= GIVEN PROBLEM 1 =
Rewrite the stretch of the dataset entries from their first line through the line containing "top-lat-label-30s: 30S xyxy=(53,210,81,225)" as a numbered list, leaving out any blank lines.

= PASSAGE TO READ =
** start **

Tutuka Power Station in Mpumalanga, South Africa, is a coal-fired power plant operated by Eskom. It is a twin sister to Duvha Power Station.

History
The first unit at Tutuka was commissioned in June 1985 and the last went online in June 1990.

Power generation
The station has six 609MW units with a total installed capacity of 3,654MW with turbine Maximum Continuous Rating at 38.00%. Tutuka is an important link in the 765kV extra-high-voltage transmission system linking Mpumalanga with the Western Cape and KwaZulu-Natal.

Crime and corruption
In November 2021 two persons employed by the station and a supplier of goods and services were arrested. They were charged with theft, fraud and corruption in connection with the disappearance of spares. It was further alleged that four persons operated an oil crime syndicate which had been stealing large amounts of fuel from the station, valued at hundreds of millions of rand. Mid-December 2022, at the request of the Minister of Public Enterprises, Pravin Gordhan, and President Cyril Ramaphosa, Minister of Defence Thandi Modise deployed a small contingent of SANDF troops at the station (besides at Camden, Majuba and Grootvlei) to curb a growing threat of sabotage, theft, vandalism and corruption.

** end **

Dataset records

** start **

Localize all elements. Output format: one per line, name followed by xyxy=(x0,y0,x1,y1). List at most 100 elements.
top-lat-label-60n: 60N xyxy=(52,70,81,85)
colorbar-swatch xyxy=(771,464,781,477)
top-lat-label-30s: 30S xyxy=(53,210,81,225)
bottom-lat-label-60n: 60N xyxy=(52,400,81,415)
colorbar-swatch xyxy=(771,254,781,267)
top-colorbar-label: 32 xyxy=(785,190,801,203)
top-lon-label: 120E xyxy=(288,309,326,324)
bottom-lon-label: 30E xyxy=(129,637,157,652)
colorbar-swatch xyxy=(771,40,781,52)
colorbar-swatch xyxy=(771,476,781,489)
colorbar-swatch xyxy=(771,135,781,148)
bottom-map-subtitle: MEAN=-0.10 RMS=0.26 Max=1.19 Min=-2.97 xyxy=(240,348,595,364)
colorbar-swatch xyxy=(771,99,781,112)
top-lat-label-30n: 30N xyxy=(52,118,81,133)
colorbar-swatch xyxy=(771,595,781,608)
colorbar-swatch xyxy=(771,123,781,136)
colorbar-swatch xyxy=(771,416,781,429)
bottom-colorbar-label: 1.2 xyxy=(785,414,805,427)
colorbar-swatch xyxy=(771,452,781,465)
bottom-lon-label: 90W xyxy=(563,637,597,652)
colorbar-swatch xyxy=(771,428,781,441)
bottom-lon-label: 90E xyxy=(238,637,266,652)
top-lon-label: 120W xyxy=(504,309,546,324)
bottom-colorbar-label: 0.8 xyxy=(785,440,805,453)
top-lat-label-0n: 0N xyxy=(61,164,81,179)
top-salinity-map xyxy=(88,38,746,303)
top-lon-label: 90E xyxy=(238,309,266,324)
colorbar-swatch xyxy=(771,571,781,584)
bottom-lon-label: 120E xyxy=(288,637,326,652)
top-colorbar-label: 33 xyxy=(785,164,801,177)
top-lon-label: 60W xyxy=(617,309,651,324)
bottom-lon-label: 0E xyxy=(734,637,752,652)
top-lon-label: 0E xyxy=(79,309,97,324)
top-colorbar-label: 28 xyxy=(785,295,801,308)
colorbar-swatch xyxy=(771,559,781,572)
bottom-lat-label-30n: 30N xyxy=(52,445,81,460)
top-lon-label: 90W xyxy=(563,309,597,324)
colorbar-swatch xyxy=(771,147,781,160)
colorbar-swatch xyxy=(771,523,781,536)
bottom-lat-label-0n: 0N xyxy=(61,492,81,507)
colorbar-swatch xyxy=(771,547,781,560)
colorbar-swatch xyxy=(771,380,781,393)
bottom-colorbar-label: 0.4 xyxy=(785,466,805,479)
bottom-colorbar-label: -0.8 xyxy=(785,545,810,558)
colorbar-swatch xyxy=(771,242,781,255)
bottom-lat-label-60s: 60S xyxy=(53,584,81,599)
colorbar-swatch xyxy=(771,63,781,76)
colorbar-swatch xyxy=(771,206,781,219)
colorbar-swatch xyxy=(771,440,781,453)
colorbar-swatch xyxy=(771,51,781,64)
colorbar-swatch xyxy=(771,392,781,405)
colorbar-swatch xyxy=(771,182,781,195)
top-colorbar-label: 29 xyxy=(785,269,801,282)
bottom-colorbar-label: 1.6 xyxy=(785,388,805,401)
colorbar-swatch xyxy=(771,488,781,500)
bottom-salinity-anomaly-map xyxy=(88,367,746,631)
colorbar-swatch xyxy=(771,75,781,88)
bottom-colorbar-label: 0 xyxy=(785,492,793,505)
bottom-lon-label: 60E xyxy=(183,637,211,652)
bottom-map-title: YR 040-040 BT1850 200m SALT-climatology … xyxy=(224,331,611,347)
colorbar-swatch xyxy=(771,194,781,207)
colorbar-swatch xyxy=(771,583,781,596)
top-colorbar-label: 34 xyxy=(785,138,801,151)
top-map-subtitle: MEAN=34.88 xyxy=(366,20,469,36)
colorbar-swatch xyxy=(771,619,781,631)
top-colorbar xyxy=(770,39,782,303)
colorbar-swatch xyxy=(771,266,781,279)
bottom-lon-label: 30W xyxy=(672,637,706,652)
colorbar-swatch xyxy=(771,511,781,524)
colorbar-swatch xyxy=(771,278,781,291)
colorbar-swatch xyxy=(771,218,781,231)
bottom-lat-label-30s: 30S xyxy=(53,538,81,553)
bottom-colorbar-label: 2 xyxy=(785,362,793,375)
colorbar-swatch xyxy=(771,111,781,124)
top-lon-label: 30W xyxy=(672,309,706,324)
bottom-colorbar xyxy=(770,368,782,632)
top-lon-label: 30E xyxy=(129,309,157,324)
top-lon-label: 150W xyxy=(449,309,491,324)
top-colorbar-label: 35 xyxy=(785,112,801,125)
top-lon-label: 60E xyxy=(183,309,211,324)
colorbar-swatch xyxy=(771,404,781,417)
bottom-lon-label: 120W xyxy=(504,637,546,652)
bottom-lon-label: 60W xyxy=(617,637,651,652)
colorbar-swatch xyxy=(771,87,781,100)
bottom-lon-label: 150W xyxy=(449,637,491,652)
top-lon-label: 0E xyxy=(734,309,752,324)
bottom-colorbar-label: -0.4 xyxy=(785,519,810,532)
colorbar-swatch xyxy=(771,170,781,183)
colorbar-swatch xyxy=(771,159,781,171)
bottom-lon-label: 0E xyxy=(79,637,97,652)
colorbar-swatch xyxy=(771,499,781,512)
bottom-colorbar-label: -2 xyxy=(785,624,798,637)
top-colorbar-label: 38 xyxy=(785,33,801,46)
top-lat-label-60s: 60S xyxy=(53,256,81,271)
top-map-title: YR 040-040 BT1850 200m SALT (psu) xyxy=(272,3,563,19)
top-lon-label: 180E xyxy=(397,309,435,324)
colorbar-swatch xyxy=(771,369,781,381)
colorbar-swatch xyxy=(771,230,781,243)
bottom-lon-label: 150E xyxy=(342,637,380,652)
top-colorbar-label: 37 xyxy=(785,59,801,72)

** end **

= GIVEN PROBLEM 2 =
Translate this sentence from the text about Tutuka Power Station into Spanish: "The first unit at Tutuka was commissioned in June 1985 and the last went online in June 1990."

= RESPONSE 1 =
1. Localize all elements. Output format: one per line, name followed by xyxy=(x0,y0,x1,y1). List at most 100 elements.
2. top-lat-label-60n: 60N xyxy=(52,70,81,85)
3. colorbar-swatch xyxy=(771,464,781,477)
4. top-lat-label-30s: 30S xyxy=(53,210,81,225)

= RESPONSE 2 =
La primera unidad de Tutuka se puso en servicio en junio de 1985 y la última entró en funcionamiento en junio de 1990.